SUPPLIED MATERIAL>
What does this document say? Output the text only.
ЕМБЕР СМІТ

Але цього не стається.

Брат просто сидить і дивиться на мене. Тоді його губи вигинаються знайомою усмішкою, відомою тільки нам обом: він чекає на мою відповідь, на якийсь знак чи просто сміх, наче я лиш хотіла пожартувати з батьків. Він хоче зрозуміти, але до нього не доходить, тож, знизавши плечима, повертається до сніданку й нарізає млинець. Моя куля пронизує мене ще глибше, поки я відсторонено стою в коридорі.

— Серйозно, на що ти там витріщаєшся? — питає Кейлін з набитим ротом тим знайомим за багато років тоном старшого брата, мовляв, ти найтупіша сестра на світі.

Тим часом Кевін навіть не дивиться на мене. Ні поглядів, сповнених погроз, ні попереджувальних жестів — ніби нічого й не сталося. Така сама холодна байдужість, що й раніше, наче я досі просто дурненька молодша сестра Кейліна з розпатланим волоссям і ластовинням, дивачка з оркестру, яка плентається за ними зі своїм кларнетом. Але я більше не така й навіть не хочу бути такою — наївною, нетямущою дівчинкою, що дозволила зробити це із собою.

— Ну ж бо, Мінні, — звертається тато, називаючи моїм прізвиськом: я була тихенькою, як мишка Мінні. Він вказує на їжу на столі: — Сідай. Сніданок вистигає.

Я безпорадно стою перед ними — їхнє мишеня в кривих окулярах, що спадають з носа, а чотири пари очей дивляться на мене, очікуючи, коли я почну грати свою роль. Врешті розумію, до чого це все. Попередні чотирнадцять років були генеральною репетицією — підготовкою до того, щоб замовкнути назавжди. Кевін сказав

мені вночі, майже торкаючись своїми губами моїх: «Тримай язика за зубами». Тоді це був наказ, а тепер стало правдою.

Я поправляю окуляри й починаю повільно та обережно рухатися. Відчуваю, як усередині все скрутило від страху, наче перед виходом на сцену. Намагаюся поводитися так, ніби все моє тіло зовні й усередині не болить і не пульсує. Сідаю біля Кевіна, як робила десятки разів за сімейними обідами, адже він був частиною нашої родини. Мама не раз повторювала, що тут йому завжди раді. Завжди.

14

DESCRIPTION OF THE TASK>
Read through the entries and copy every line that includes "дивиться".

EXPECTED OUTPUT>
Брат просто сидить і дивиться на мене. Тоді його губи вигинаються знайомою усмішкою, відомою тільки нам обом: він чекає на мою відповідь, на якийсь знак чи просто сміх, наче я лиш хотіла пожартувати з батьків. Він хоче зрозуміти, але до нього не доходить, тож, знизавши плечима, повертається до сніданку й нарізає млинець. Моя куля пронизує мене ще глибше, поки я відсторонено стою в коридорі.
Тим часом Кевін навіть не дивиться на мене. Ні поглядів, сповнених погроз, ні попереджувальних жестів — ніби нічого й не сталося. Така сама холодна байдужість, що й раніше, наче я досі просто дурненька молодша сестра Кейліна з розпатланим волоссям і ластовинням, дивачка з оркестру, яка плентається за ними зі своїм кларнетом. Але я більше не така й навіть не хочу бути такою — наївною, нетямущою дівчинкою, що дозволила зробити це із собою.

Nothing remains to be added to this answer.